─── Source material ───
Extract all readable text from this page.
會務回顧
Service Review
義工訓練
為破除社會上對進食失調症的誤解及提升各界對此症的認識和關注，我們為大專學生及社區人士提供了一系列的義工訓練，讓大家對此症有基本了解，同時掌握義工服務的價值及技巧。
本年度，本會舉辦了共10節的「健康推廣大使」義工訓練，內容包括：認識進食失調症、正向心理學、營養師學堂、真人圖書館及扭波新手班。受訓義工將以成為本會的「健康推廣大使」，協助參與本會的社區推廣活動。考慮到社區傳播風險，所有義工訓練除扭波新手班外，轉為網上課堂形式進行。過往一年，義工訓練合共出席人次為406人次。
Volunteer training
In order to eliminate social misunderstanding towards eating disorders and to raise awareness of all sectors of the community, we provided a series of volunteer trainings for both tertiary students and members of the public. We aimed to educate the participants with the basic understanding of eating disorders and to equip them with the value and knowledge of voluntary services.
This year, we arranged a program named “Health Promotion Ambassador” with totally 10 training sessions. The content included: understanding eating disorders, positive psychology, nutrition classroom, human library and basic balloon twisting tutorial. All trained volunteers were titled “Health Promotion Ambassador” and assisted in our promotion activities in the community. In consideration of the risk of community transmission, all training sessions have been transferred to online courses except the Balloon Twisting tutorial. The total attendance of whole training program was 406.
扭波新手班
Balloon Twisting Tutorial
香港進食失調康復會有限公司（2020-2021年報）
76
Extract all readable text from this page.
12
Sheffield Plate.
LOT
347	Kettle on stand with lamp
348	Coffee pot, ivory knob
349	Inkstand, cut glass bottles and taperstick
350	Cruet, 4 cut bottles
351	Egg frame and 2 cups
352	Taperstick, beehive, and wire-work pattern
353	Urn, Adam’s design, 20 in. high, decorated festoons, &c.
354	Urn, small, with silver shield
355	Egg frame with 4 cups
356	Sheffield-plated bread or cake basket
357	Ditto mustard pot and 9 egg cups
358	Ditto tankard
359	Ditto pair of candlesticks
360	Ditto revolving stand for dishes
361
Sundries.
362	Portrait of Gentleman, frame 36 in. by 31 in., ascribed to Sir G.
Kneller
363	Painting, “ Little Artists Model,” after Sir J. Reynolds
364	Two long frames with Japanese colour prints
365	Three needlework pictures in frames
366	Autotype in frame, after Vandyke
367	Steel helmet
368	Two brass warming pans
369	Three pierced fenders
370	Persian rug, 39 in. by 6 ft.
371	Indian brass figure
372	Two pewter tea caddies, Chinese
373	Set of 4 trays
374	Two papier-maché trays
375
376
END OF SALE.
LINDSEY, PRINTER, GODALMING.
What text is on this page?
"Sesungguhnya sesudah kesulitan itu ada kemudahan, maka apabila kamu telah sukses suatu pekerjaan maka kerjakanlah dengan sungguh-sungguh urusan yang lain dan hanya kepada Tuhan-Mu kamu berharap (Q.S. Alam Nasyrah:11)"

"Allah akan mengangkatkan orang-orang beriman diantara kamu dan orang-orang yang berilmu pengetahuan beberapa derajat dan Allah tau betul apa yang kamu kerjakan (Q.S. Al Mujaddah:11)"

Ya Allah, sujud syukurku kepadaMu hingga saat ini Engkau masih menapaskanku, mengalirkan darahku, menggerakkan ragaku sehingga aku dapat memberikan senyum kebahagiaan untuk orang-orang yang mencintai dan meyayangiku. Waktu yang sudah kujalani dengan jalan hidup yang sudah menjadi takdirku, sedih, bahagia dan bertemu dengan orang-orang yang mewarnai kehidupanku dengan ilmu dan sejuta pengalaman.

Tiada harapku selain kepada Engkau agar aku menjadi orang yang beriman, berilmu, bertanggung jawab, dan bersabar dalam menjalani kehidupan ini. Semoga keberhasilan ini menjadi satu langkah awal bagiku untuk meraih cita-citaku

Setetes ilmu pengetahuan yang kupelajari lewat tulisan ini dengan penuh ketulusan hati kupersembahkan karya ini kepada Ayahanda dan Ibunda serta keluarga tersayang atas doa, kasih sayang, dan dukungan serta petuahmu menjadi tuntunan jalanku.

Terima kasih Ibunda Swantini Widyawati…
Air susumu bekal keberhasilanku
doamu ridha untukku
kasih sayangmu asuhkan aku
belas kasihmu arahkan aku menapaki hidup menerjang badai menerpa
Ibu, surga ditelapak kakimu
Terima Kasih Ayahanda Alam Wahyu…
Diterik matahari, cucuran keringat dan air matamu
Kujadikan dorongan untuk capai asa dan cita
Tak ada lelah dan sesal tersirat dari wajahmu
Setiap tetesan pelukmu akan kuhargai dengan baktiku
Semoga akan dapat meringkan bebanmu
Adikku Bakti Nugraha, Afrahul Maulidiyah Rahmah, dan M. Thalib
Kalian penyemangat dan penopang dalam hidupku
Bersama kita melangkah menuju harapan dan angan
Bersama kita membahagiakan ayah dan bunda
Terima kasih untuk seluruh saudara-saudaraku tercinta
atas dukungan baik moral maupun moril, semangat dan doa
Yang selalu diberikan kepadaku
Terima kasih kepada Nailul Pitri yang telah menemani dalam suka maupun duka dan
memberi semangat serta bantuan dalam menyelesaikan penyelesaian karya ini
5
───
*Work instructions*:
Exactly reproduce every record.

*Solution to the exercise*:
Extract all readable text from this page.
會務回顧
Service Review
義工訓練
為破除社會上對進食失調症的誤解及提升各界對此症的認識和關注，我們為大專學生及社區人士提供了一系列的義工訓練，讓大家對此症有基本了解，同時掌握義工服務的價值及技巧。
本年度，本會舉辦了共10節的「健康推廣大使」義工訓練，內容包括：認識進食失調症、正向心理學、營養師學堂、真人圖書館及扭波新手班。受訓義工將以成為本會的「健康推廣大使」，協助參與本會的社區推廣活動。考慮到社區傳播風險，所有義工訓練除扭波新手班外，轉為網上課堂形式進行。過往一年，義工訓練合共出席人次為406人次。
Volunteer training
In order to eliminate social misunderstanding towards eating disorders and to raise awareness of all sectors of the community, we provided a series of volunteer trainings for both tertiary students and members of the public. We aimed to educate the participants with the basic understanding of eating disorders and to equip them with the value and knowledge of voluntary services.
This year, we arranged a program named “Health Promotion Ambassador” with totally 10 training sessions. The content included: understanding eating disorders, positive psychology, nutrition classroom, human library and basic balloon twisting tutorial. All trained volunteers were titled “Health Promotion Ambassador” and assisted in our promotion activities in the community. In consideration of the risk of community transmission, all training sessions have been transferred to online courses except the Balloon Twisting tutorial. The total attendance of whole training program was 406.
扭波新手班
Balloon Twisting Tutorial
香港進食失調康復會有限公司（2020-2021年報）
76
Extract all readable text from this page.
12
Sheffield Plate.
LOT
347	Kettle on stand with lamp
348	Coffee pot, ivory knob
349	Inkstand, cut glass bottles and taperstick
350	Cruet, 4 cut bottles
351	Egg frame and 2 cups
352	Taperstick, beehive, and wire-work pattern
353	Urn, Adam’s design, 20 in. high, decorated festoons, &c.
354	Urn, small, with silver shield
355	Egg frame with 4 cups
356	Sheffield-plated bread or cake basket
357	Ditto mustard pot and 9 egg cups
358	Ditto tankard
359	Ditto pair of candlesticks
360	Ditto revolving stand for dishes
361
Sundries.
362	Portrait of Gentleman, frame 36 in. by 31 in., ascribed to Sir G.
Kneller
363	Painting, “ Little Artists Model,” after Sir J. Reynolds
364	Two long frames with Japanese colour prints
365	Three needlework pictures in frames
366	Autotype in frame, after Vandyke
367	Steel helmet
368	Two brass warming pans
369	Three pierced fenders
370	Persian rug, 39 in. by 6 ft.
371	Indian brass figure
372	Two pewter tea caddies, Chinese
373	Set of 4 trays
374	Two papier-maché trays
375
376
END OF SALE.
LINDSEY, PRINTER, GODALMING.
What text is on this page?
"Sesungguhnya sesudah kesulitan itu ada kemudahan, maka apabila kamu telah sukses suatu pekerjaan maka kerjakanlah dengan sungguh-sungguh urusan yang lain dan hanya kepada Tuhan-Mu kamu berharap (Q.S. Alam Nasyrah:11)"

"Allah akan mengangkatkan orang-orang beriman diantara kamu dan orang-orang yang berilmu pengetahuan beberapa derajat dan Allah tau betul apa yang kamu kerjakan (Q.S. Al Mujaddah:11)"

Ya Allah, sujud syukurku kepadaMu hingga saat ini Engkau masih menapaskanku, mengalirkan darahku, menggerakkan ragaku sehingga aku dapat memberikan senyum kebahagiaan untuk orang-orang yang mencintai dan meyayangiku. Waktu yang sudah kujalani dengan jalan hidup yang sudah menjadi takdirku, sedih, bahagia dan bertemu dengan orang-orang yang mewarnai kehidupanku dengan ilmu dan sejuta pengalaman.

Tiada harapku selain kepada Engkau agar aku menjadi orang yang beriman, berilmu, bertanggung jawab, dan bersabar dalam menjalani kehidupan ini. Semoga keberhasilan ini menjadi satu langkah awal bagiku untuk meraih cita-citaku

Setetes ilmu pengetahuan yang kupelajari lewat tulisan ini dengan penuh ketulusan hati kupersembahkan karya ini kepada Ayahanda dan Ibunda serta keluarga tersayang atas doa, kasih sayang, dan dukungan serta petuahmu menjadi tuntunan jalanku.

Terima kasih Ibunda Swantini Widyawati…
Air susumu bekal keberhasilanku
doamu ridha untukku
kasih sayangmu asuhkan aku
belas kasihmu arahkan aku menapaki hidup menerjang badai menerpa
Ibu, surga ditelapak kakimu
Terima Kasih Ayahanda Alam Wahyu…
Diterik matahari, cucuran keringat dan air matamu
Kujadikan dorongan untuk capai asa dan cita
Tak ada lelah dan sesal tersirat dari wajahmu
Setiap tetesan pelukmu akan kuhargai dengan baktiku
Semoga akan dapat meringkan bebanmu
Adikku Bakti Nugraha, Afrahul Maulidiyah Rahmah, dan M. Thalib
Kalian penyemangat dan penopang dalam hidupku
Bersama kita melangkah menuju harapan dan angan
Bersama kita membahagiakan ayah dan bunda
Terima kasih untuk seluruh saudara-saudaraku tercinta
atas dukungan baik moral maupun moril, semangat dan doa
Yang selalu diberikan kepadaku
Terima kasih kepada Nailul Pitri yang telah menemani dalam suka maupun duka dan
memberi semangat serta bantuan dalam menyelesaikan penyelesaian karya ini
5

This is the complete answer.